**Work to be completed:** In the material below, list every line carrying the string "JSON".

(Data entries)
====================
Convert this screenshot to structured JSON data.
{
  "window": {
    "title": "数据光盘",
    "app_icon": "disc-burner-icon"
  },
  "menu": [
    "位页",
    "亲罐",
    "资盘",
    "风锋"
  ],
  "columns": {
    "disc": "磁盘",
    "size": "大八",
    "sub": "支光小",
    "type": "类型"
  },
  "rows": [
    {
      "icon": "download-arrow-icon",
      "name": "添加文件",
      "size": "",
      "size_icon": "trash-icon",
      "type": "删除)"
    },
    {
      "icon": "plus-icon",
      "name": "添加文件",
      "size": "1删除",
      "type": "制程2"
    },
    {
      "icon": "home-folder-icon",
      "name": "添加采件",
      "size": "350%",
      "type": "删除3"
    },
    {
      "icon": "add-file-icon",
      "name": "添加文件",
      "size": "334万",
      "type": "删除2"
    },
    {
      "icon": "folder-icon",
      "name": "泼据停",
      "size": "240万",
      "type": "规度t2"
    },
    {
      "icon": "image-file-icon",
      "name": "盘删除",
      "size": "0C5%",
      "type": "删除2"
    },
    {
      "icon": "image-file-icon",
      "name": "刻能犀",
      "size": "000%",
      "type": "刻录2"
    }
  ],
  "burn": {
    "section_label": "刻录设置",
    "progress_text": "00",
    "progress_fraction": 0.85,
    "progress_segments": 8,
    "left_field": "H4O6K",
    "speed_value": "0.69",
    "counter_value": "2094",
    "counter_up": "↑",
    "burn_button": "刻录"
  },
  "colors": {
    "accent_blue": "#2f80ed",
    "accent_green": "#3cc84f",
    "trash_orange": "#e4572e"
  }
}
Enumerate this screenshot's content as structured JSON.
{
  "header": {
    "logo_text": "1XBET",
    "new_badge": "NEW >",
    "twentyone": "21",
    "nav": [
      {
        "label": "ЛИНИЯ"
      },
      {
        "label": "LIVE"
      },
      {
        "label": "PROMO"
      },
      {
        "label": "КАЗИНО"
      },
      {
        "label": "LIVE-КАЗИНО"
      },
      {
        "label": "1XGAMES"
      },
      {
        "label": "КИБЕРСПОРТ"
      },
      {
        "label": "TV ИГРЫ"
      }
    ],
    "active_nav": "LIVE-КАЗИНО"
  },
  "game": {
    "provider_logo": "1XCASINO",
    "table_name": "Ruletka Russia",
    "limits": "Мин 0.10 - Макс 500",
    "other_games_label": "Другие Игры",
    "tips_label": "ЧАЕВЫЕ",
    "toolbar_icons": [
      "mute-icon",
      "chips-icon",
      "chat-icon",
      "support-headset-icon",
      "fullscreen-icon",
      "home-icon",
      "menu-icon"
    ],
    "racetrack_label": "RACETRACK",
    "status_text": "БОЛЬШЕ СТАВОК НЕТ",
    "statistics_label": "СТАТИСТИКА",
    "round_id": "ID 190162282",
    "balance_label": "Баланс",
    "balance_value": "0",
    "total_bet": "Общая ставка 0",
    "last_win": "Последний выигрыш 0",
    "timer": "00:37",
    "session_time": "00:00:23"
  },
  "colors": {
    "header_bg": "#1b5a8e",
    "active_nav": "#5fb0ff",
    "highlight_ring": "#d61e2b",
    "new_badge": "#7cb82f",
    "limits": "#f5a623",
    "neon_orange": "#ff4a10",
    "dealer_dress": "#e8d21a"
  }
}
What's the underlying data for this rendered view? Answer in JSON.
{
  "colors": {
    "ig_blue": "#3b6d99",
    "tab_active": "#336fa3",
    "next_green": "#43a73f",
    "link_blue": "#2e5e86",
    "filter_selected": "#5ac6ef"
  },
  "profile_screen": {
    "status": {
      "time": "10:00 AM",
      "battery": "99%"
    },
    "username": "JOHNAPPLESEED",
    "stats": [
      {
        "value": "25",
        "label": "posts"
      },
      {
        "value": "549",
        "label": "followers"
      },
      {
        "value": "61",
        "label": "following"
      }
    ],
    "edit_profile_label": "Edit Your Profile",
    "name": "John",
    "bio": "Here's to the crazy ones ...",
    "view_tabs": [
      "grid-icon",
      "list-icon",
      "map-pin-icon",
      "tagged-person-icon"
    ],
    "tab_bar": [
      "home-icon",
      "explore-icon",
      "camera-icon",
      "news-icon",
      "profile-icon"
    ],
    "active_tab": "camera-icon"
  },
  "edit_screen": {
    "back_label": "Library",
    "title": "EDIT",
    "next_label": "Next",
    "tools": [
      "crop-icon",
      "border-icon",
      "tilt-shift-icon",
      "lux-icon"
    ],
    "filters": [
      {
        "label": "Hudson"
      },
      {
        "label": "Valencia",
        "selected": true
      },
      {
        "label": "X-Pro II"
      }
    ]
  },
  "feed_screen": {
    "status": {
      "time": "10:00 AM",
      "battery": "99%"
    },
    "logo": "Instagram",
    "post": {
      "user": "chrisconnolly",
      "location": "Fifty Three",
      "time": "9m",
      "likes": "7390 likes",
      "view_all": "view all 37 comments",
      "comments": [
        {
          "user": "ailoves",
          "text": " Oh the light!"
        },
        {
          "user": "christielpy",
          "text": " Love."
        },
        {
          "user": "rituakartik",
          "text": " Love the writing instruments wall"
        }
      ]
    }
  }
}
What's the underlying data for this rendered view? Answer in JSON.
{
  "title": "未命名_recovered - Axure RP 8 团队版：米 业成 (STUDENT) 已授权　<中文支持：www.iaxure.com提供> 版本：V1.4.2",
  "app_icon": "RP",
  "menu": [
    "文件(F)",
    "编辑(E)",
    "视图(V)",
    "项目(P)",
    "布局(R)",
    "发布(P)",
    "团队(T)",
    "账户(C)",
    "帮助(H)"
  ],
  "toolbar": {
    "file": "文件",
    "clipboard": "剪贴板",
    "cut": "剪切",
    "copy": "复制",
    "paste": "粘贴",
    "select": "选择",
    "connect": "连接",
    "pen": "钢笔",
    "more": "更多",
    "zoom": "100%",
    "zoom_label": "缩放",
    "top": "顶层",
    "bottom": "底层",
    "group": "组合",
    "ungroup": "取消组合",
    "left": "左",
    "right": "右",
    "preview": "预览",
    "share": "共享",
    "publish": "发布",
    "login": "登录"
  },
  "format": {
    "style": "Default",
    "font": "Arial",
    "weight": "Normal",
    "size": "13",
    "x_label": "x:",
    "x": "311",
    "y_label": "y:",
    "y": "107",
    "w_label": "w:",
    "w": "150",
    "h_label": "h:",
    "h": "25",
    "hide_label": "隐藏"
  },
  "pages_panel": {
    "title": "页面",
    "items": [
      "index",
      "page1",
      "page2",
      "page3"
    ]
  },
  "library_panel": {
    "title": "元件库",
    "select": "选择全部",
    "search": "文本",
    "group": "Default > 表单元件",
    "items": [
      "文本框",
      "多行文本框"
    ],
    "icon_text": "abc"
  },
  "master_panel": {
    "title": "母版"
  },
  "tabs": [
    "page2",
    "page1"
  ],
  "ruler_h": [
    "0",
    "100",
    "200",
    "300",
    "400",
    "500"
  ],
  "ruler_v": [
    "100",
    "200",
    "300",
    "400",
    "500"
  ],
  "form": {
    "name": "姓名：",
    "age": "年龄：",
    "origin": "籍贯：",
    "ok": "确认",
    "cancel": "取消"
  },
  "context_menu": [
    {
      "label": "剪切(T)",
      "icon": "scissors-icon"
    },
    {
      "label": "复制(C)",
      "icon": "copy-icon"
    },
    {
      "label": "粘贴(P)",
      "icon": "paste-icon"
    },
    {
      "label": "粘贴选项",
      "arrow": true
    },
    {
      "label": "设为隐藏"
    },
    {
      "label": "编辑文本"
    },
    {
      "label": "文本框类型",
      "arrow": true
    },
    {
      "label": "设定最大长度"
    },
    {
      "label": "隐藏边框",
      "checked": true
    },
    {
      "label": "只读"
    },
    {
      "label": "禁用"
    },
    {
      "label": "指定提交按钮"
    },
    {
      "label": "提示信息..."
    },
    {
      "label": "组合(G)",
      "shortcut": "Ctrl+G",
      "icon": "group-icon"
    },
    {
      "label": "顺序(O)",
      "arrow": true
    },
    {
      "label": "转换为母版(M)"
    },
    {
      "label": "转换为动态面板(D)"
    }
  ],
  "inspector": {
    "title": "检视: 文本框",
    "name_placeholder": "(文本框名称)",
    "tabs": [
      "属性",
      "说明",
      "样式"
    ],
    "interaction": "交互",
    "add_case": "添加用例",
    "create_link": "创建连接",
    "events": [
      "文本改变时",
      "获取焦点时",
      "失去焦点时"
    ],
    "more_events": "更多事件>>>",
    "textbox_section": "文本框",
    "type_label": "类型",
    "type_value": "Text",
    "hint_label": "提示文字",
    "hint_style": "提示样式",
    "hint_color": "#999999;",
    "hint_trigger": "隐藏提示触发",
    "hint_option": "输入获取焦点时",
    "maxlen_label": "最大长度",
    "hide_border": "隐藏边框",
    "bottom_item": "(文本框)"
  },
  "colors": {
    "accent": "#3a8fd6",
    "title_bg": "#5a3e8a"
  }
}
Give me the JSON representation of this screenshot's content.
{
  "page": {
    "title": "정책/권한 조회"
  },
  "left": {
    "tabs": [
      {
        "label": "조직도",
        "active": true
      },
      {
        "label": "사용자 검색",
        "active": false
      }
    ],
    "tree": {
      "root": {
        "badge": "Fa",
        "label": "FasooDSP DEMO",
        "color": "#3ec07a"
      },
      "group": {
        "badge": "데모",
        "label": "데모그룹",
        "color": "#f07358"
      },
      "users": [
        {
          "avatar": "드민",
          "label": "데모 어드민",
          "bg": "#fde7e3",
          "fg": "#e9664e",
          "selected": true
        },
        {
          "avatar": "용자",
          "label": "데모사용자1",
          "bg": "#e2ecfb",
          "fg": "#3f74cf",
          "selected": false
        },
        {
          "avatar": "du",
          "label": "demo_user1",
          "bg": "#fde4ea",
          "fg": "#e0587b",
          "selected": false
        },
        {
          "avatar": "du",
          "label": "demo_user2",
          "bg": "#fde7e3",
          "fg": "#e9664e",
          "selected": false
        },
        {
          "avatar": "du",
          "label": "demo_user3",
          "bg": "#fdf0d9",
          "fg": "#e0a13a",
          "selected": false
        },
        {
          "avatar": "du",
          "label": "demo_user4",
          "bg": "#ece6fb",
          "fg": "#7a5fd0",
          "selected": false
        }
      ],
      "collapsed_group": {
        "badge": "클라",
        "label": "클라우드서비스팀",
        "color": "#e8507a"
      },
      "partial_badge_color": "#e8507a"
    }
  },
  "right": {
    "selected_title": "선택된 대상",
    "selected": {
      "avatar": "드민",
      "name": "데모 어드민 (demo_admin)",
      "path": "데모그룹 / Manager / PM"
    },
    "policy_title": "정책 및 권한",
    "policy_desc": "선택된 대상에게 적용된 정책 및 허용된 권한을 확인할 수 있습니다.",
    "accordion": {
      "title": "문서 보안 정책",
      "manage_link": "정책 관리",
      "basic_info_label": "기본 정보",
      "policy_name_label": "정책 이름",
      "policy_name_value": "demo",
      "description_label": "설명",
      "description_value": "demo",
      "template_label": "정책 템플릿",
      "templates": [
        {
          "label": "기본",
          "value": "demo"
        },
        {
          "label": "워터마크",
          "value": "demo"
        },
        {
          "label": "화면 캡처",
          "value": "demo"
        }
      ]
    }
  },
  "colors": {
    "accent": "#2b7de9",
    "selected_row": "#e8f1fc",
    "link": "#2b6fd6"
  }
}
====================
**Answer in full:**
Convert this screenshot to structured JSON data.
Enumerate this screenshot's content as structured JSON.
What's the underlying data for this rendered view? Answer in JSON.
What's the underlying data for this rendered view? Answer in JSON.
Give me the JSON representation of this screenshot's content.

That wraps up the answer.